— begin —

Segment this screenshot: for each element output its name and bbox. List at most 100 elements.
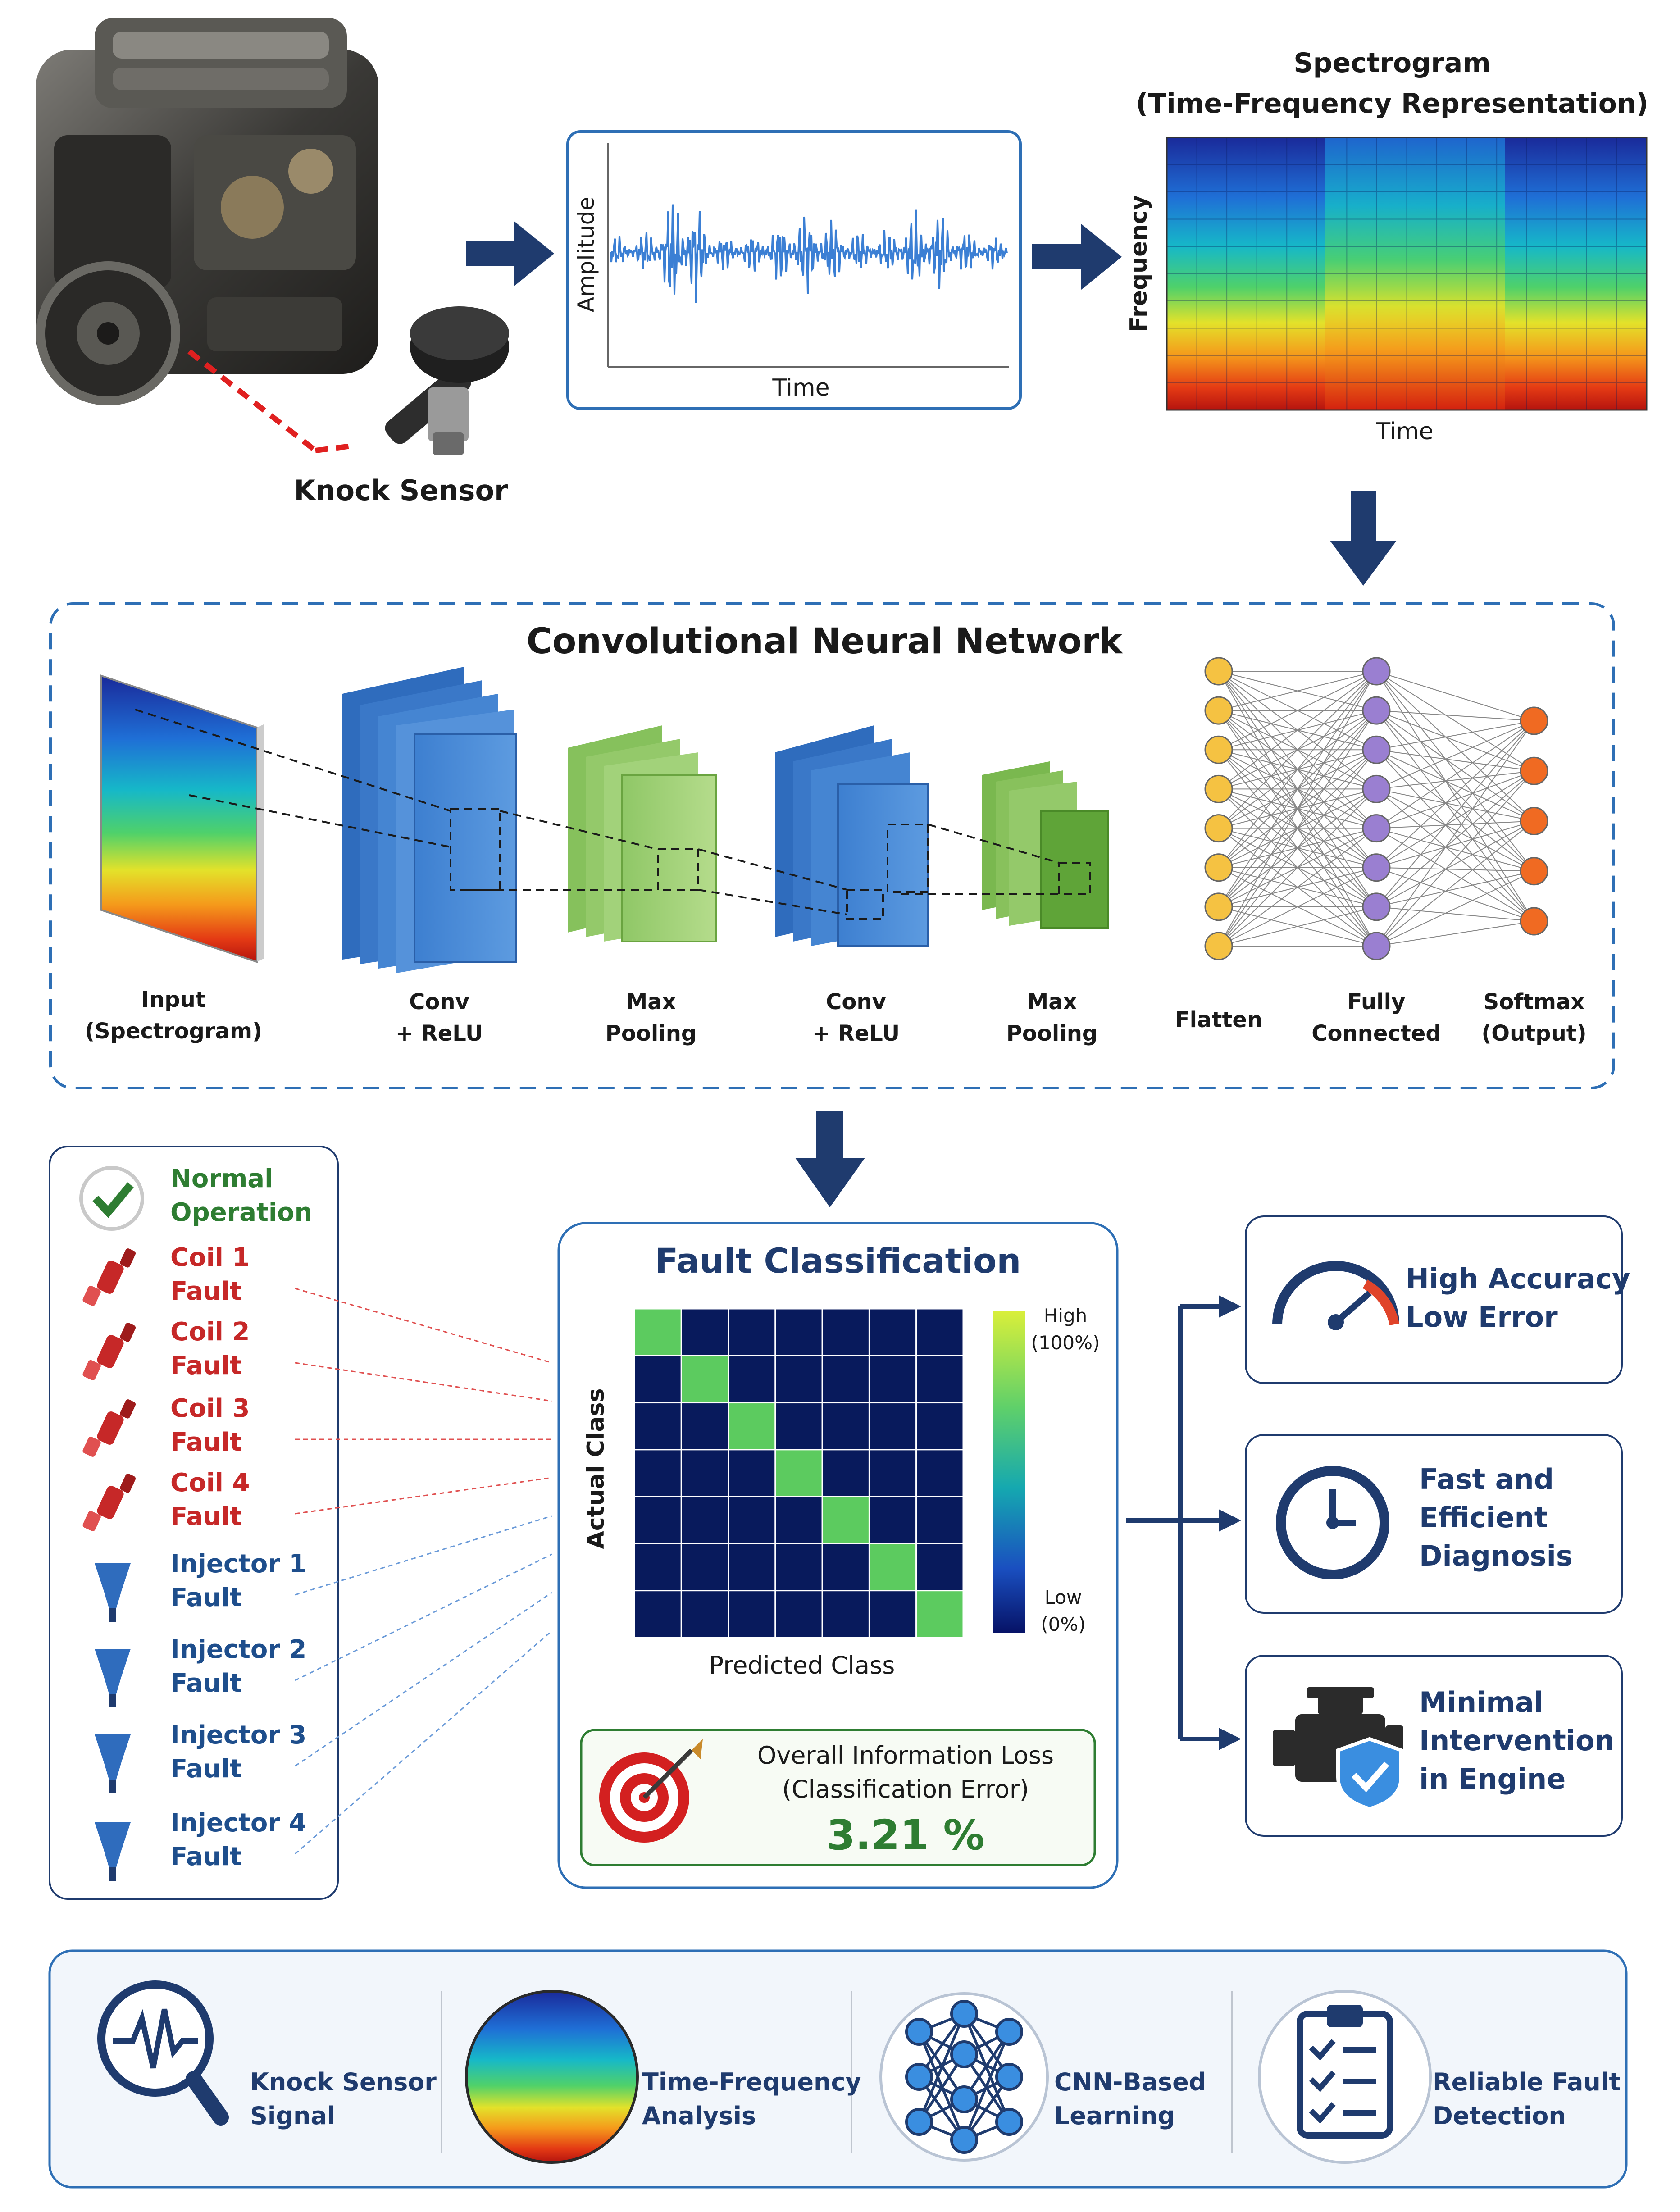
benefit-minimal-line1: Minimal (1419, 1686, 1543, 1719)
matrix-cell (915, 1449, 964, 1497)
injector-nozzle (109, 1694, 116, 1707)
fault-class-item: Normal Operation (79, 1164, 312, 1231)
colorbar-high-pct: (100%) (1031, 1332, 1100, 1354)
loss-line1: Overall Information Loss (757, 1741, 1054, 1770)
colorbar-high: High (1044, 1305, 1088, 1327)
fc-edge (1376, 770, 1534, 790)
fc-edge (1218, 671, 1377, 790)
fault-class-line2: Fault (170, 1842, 242, 1871)
fault-classification-title: Fault Classification (655, 1241, 1021, 1281)
benefit-fast-line3: Diagnosis (1419, 1539, 1573, 1572)
fc-edge (1376, 720, 1534, 947)
coil-boot (82, 1360, 101, 1380)
matrix-cell (868, 1449, 917, 1497)
spectrogram-ylabel: Frequency (1125, 195, 1152, 332)
fc-edge (1218, 671, 1377, 868)
summary-signal-line2: Signal (250, 2102, 335, 2130)
cnn-label-flatten: Flatten (1175, 1007, 1262, 1033)
matrix-cell (680, 1402, 729, 1451)
matrix-cell (774, 1355, 823, 1404)
fc-edge (1376, 770, 1534, 868)
fault-class-line1: Injector 1 (170, 1549, 306, 1579)
waveform-panel (566, 130, 1022, 410)
matrix-cell-diagonal (821, 1496, 870, 1544)
fault-class-line1: Coil 4 (170, 1468, 250, 1497)
cnn-label-softmax-2: (Output) (1481, 1021, 1586, 1046)
fc-node (1362, 932, 1391, 960)
cnn-receptive-field-lines (135, 709, 1091, 920)
fault-class-line1: Injector 4 (170, 1808, 306, 1838)
matrix-cell (774, 1402, 823, 1451)
matrix-cell (915, 1355, 964, 1404)
fc-edge (1376, 788, 1534, 822)
matrix-cell (821, 1355, 870, 1404)
cnn-label-pool2-1: Max (1027, 989, 1077, 1015)
summary-signal-line1: Knock Sensor (250, 2068, 437, 2096)
fault-connector-line (295, 1477, 552, 1515)
fc-edge (1218, 749, 1377, 947)
fault-class-line2: Fault (170, 1351, 242, 1380)
output-node (1520, 907, 1548, 936)
fuel-injector-icon (95, 1563, 131, 1608)
flow-arrow-2 (1032, 224, 1122, 290)
matrix-cell (821, 1402, 870, 1451)
matrix-cell (868, 1402, 917, 1451)
cnn-label-fc-1: Fully (1348, 989, 1406, 1015)
matrix-cell (680, 1590, 729, 1639)
matrix-ylabel: Actual Class (583, 1388, 610, 1549)
coil-cap (120, 1248, 136, 1268)
fc-edge (1218, 906, 1377, 947)
cnn-label-pool1-1: Max (626, 989, 676, 1015)
cnn-title: Convolutional Neural Network (527, 621, 1124, 662)
check-icon (79, 1166, 144, 1231)
cnn-panel (49, 602, 1615, 1089)
fc-edge (1376, 749, 1534, 872)
signal-magnifier-icon (97, 1980, 229, 2126)
matrix-cell (633, 1449, 682, 1497)
fuel-injector-icon (95, 1822, 131, 1867)
spectrogram-title-line1: Spectrogram (1293, 47, 1490, 79)
fc-edge (1376, 788, 1534, 922)
matrix-colorbar (993, 1311, 1025, 1633)
fc-edge (1376, 749, 1534, 822)
fc-edge (1376, 671, 1534, 772)
cnn-conv-block-2 (775, 725, 929, 947)
injector-nozzle (109, 1608, 116, 1622)
benefit-accuracy-line1: High Accuracy (1406, 1262, 1630, 1295)
cnn-label-conv2-2: + ReLU (812, 1021, 900, 1046)
fc-edge (1376, 710, 1534, 721)
fault-connector-line (295, 1592, 552, 1767)
matrix-cell (633, 1355, 682, 1404)
summary-cnn-line2: Learning (1054, 2102, 1175, 2130)
summary-detect-line2: Detection (1433, 2102, 1566, 2130)
fc-edge (1218, 788, 1377, 947)
fault-connector-line (295, 1362, 552, 1402)
fuel-injector-icon (95, 1734, 131, 1780)
fault-class-line1: Coil 3 (170, 1394, 250, 1423)
fc-edge (1376, 749, 1534, 772)
cnn-layer-labels: Input (Spectrogram) Conv + ReLU Max Pool… (85, 987, 1587, 1046)
flow-arrow-1 (466, 221, 554, 287)
fc-edge (1376, 710, 1534, 872)
spectrogram-image (1166, 137, 1648, 411)
nn-icon-node (950, 2040, 978, 2068)
flow-arrow-3 (1330, 491, 1397, 586)
fc-edge (1376, 820, 1534, 947)
fc-edge (1218, 671, 1377, 907)
cnn-label-pool2-2: Pooling (1006, 1021, 1098, 1046)
summary-cnn-line1: CNN-Based (1054, 2068, 1206, 2096)
fc-node (1362, 814, 1391, 843)
cnn-conv-block-1 (342, 667, 517, 973)
spectrogram-disc-icon (465, 1990, 639, 2164)
fc-edge (1376, 720, 1534, 751)
fault-connector-line (295, 1553, 552, 1681)
matrix-cell-diagonal (915, 1590, 964, 1639)
matrix-cell (728, 1308, 776, 1356)
output-node (1520, 756, 1548, 785)
fuel-injector-icon (95, 1649, 131, 1694)
fc-node (1362, 696, 1391, 725)
fault-class-line1: Coil 2 (170, 1317, 250, 1347)
fc-edge (1218, 671, 1377, 751)
fc-edge (1376, 720, 1534, 907)
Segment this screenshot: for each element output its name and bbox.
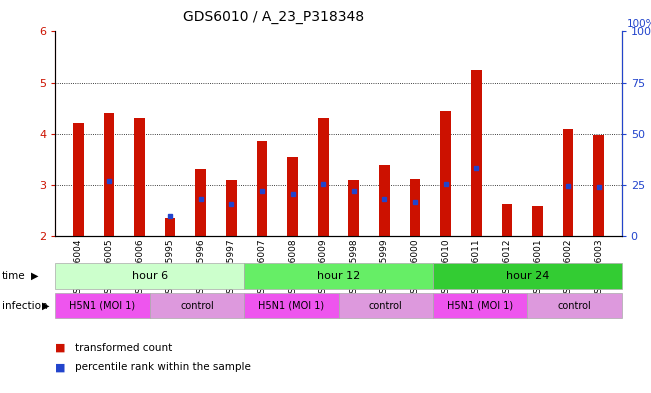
Bar [55, 293, 150, 318]
Bar [55, 263, 244, 289]
Bar [348, 180, 359, 236]
Bar [532, 206, 543, 236]
Bar [501, 204, 512, 236]
Text: ▶: ▶ [42, 301, 50, 310]
Bar [244, 263, 433, 289]
Text: control: control [369, 301, 402, 310]
Bar [433, 293, 527, 318]
Bar [287, 156, 298, 236]
Bar [318, 118, 329, 236]
Bar [562, 129, 574, 236]
Text: control: control [180, 301, 214, 310]
Text: hour 6: hour 6 [132, 271, 168, 281]
Bar [226, 180, 237, 236]
Bar [244, 293, 339, 318]
Bar [165, 218, 176, 236]
Bar [134, 118, 145, 236]
Bar [440, 110, 451, 236]
Text: H5N1 (MOI 1): H5N1 (MOI 1) [70, 301, 135, 310]
Text: infection: infection [2, 301, 48, 310]
Bar [433, 263, 622, 289]
Text: ■: ■ [55, 362, 66, 373]
Bar [409, 178, 421, 236]
Bar [73, 123, 83, 236]
Bar [256, 141, 268, 236]
Bar [150, 293, 244, 318]
Text: H5N1 (MOI 1): H5N1 (MOI 1) [447, 301, 513, 310]
Bar [104, 113, 115, 236]
Text: hour 24: hour 24 [506, 271, 549, 281]
Text: 100%: 100% [628, 18, 651, 29]
Text: percentile rank within the sample: percentile rank within the sample [75, 362, 251, 373]
Bar [379, 165, 390, 236]
Text: ■: ■ [55, 343, 66, 353]
Bar [471, 70, 482, 236]
Text: hour 12: hour 12 [317, 271, 360, 281]
Bar [527, 293, 622, 318]
Bar [195, 169, 206, 236]
Bar [339, 293, 433, 318]
Text: control: control [558, 301, 591, 310]
Text: time: time [2, 271, 25, 281]
Bar [593, 135, 604, 236]
Text: H5N1 (MOI 1): H5N1 (MOI 1) [258, 301, 324, 310]
Text: ▶: ▶ [31, 271, 38, 281]
Text: transformed count: transformed count [75, 343, 172, 353]
Text: GDS6010 / A_23_P318348: GDS6010 / A_23_P318348 [183, 10, 364, 24]
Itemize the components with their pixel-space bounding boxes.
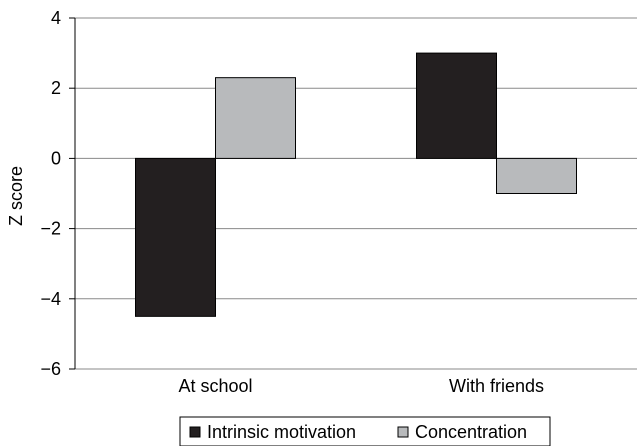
legend-label: Intrinsic motivation — [207, 422, 356, 442]
x-category-labels: At school With friends — [178, 376, 544, 396]
y-tick-labels: 4 2 0 −2 −4 −6 — [40, 8, 61, 379]
legend-swatch — [397, 426, 409, 438]
bar — [496, 157, 577, 194]
bar — [135, 157, 216, 317]
bar — [416, 52, 497, 159]
y-tick-label: −4 — [40, 289, 61, 309]
y-tick-label: −6 — [40, 359, 61, 379]
y-tick-label: 0 — [51, 148, 61, 168]
legend-box — [179, 416, 551, 446]
axes — [69, 17, 76, 370]
bar — [215, 77, 296, 159]
x-category-label: At school — [178, 376, 252, 396]
y-axis-title: Z score — [6, 166, 26, 226]
legend-swatch — [189, 426, 201, 438]
legend: Intrinsic motivation Concentration — [179, 416, 551, 446]
bars — [135, 52, 577, 317]
y-tick-label: 2 — [51, 78, 61, 98]
y-tick-label: −2 — [40, 219, 61, 239]
x-category-label: With friends — [449, 376, 544, 396]
legend-label: Concentration — [415, 422, 527, 442]
y-tick-label: 4 — [51, 8, 61, 28]
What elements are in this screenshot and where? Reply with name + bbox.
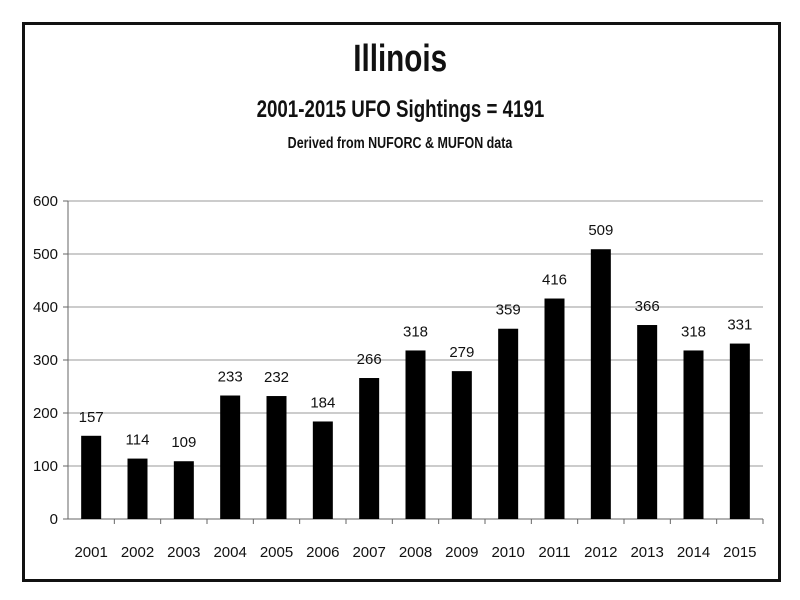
y-tick-label: 500 — [33, 246, 58, 263]
data-label-2012: 509 — [588, 222, 613, 239]
data-label-2004: 233 — [218, 369, 243, 386]
y-tick-label: 400 — [33, 299, 58, 316]
x-tick-label-2007: 2007 — [352, 544, 385, 561]
bar-2012 — [590, 249, 611, 520]
x-tick-label-2009: 2009 — [445, 544, 478, 561]
data-label-2009: 279 — [449, 344, 474, 361]
bar-2011 — [544, 298, 565, 519]
bar-2005 — [266, 396, 287, 519]
x-tick-label-2014: 2014 — [677, 544, 710, 561]
bar-2002 — [127, 458, 148, 519]
data-label-2001: 157 — [79, 409, 104, 426]
y-tick-label: 200 — [33, 405, 58, 422]
data-label-2003: 109 — [171, 434, 196, 451]
data-label-2002: 114 — [126, 432, 150, 449]
x-tick-label-2008: 2008 — [399, 544, 432, 561]
bar-2001 — [81, 435, 102, 519]
y-tick-label: 300 — [33, 352, 58, 369]
bar-2014 — [683, 350, 704, 519]
x-tick-label-2002: 2002 — [121, 544, 154, 561]
x-tick-label-2015: 2015 — [723, 544, 756, 561]
x-tick-label-2005: 2005 — [260, 544, 293, 561]
x-tick-label-2013: 2013 — [630, 544, 663, 561]
chart-subtitle: 2001-2015 UFO Sightings = 4191 — [256, 96, 544, 123]
y-tick-label: 100 — [33, 458, 58, 475]
y-tick-label: 600 — [33, 193, 58, 210]
x-tick-label-2010: 2010 — [491, 544, 524, 561]
bar-2003 — [173, 461, 194, 519]
x-tick-label-2006: 2006 — [306, 544, 339, 561]
data-label-2005: 232 — [264, 369, 289, 386]
data-label-2015: 331 — [727, 317, 752, 334]
data-label-2006: 184 — [310, 394, 335, 411]
chart-title: Illinois — [353, 38, 447, 80]
x-tick-label-2004: 2004 — [213, 544, 246, 561]
bar-2009 — [451, 371, 472, 519]
bar-2015 — [729, 343, 750, 519]
x-tick-label-2011: 2011 — [538, 544, 570, 561]
x-tick-label-2012: 2012 — [584, 544, 617, 561]
data-label-2007: 266 — [357, 351, 382, 368]
bar-2010 — [498, 328, 519, 519]
bar-2004 — [220, 395, 241, 519]
bar-2007 — [359, 378, 380, 519]
y-tick-label: 0 — [50, 511, 58, 528]
chart-frame — [22, 22, 781, 582]
chart-note: Derived from NUFORC & MUFON data — [287, 135, 513, 152]
bar-2008 — [405, 350, 426, 519]
data-label-2010: 359 — [496, 302, 521, 319]
x-tick-label-2003: 2003 — [167, 544, 200, 561]
x-tick-label-2001: 2001 — [74, 544, 107, 561]
bar-2006 — [312, 421, 333, 519]
data-label-2008: 318 — [403, 323, 428, 340]
data-label-2013: 366 — [635, 298, 660, 315]
data-label-2014: 318 — [681, 323, 706, 340]
data-label-2011: 416 — [542, 272, 567, 289]
bar-2013 — [637, 325, 658, 519]
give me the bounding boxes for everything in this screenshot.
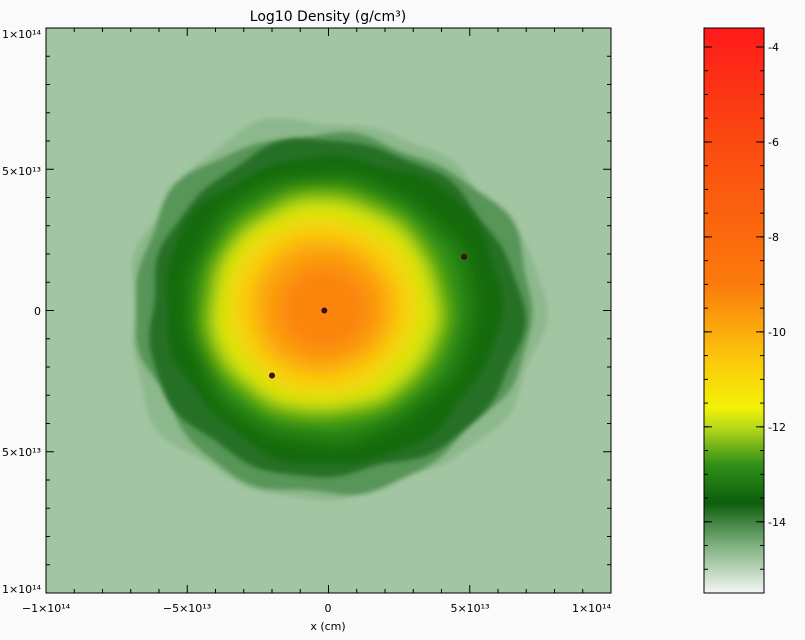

— end —

- [What to produce] Write out every line from the one containing "benefit-minimal-line1: Minimal (1419, 1686, 1543, 1719)" down to the one containing "fc-edge (1376, 749, 1534, 872)", both of those lines included, without changing anything.

- [Correct output]
benefit-minimal-line1: Minimal (1419, 1686, 1543, 1719)
matrix-cell (915, 1449, 964, 1497)
injector-nozzle (109, 1694, 116, 1707)
fault-class-item: Normal Operation (79, 1164, 312, 1231)
colorbar-high-pct: (100%) (1031, 1332, 1100, 1354)
loss-line1: Overall Information Loss (757, 1741, 1054, 1770)
colorbar-high: High (1044, 1305, 1088, 1327)
fc-edge (1376, 770, 1534, 790)
fc-edge (1218, 671, 1377, 790)
fault-class-line2: Fault (170, 1842, 242, 1871)
fault-classification-title: Fault Classification (655, 1241, 1021, 1281)
benefit-fast-line3: Diagnosis (1419, 1539, 1573, 1572)
fc-edge (1376, 720, 1534, 947)
coil-boot (82, 1360, 101, 1380)
matrix-cell (868, 1449, 917, 1497)
spectrogram-ylabel: Frequency (1125, 195, 1152, 332)
fc-edge (1218, 671, 1377, 868)
summary-signal-line2: Signal (250, 2102, 335, 2130)
cnn-label-flatten: Flatten (1175, 1007, 1262, 1033)
matrix-cell (680, 1402, 729, 1451)
matrix-cell (774, 1355, 823, 1404)
fc-edge (1376, 770, 1534, 868)
fault-class-line1: Injector 1 (170, 1549, 306, 1579)
waveform-panel (566, 130, 1022, 410)
matrix-cell-diagonal (821, 1496, 870, 1544)
fault-class-line1: Coil 4 (170, 1468, 250, 1497)
cnn-label-softmax-2: (Output) (1481, 1021, 1586, 1046)
fc-node (1362, 932, 1391, 960)
cnn-receptive-field-lines (135, 709, 1091, 920)
fault-class-line1: Injector 4 (170, 1808, 306, 1838)
matrix-cell (774, 1402, 823, 1451)
matrix-cell (915, 1355, 964, 1404)
fc-edge (1376, 788, 1534, 822)
matrix-cell (821, 1355, 870, 1404)
cnn-label-pool2-1: Max (1027, 989, 1077, 1015)
summary-signal-line1: Knock Sensor (250, 2068, 437, 2096)
fault-connector-line (295, 1477, 552, 1515)
fc-edge (1218, 749, 1377, 947)
fault-class-line2: Fault (170, 1351, 242, 1380)
output-node (1520, 907, 1548, 936)
fuel-injector-icon (95, 1563, 131, 1608)
flow-arrow-2 (1032, 224, 1122, 290)
matrix-cell (821, 1402, 870, 1451)
matrix-cell (868, 1402, 917, 1451)
cnn-label-fc-1: Fully (1348, 989, 1406, 1015)
matrix-cell (680, 1590, 729, 1639)
matrix-ylabel: Actual Class (583, 1388, 610, 1549)
coil-cap (120, 1248, 136, 1268)
fc-edge (1218, 906, 1377, 947)
cnn-label-pool1-1: Max (626, 989, 676, 1015)
cnn-title: Convolutional Neural Network (527, 621, 1124, 662)
check-icon (79, 1166, 144, 1231)
cnn-panel (49, 602, 1615, 1089)
fc-edge (1376, 749, 1534, 872)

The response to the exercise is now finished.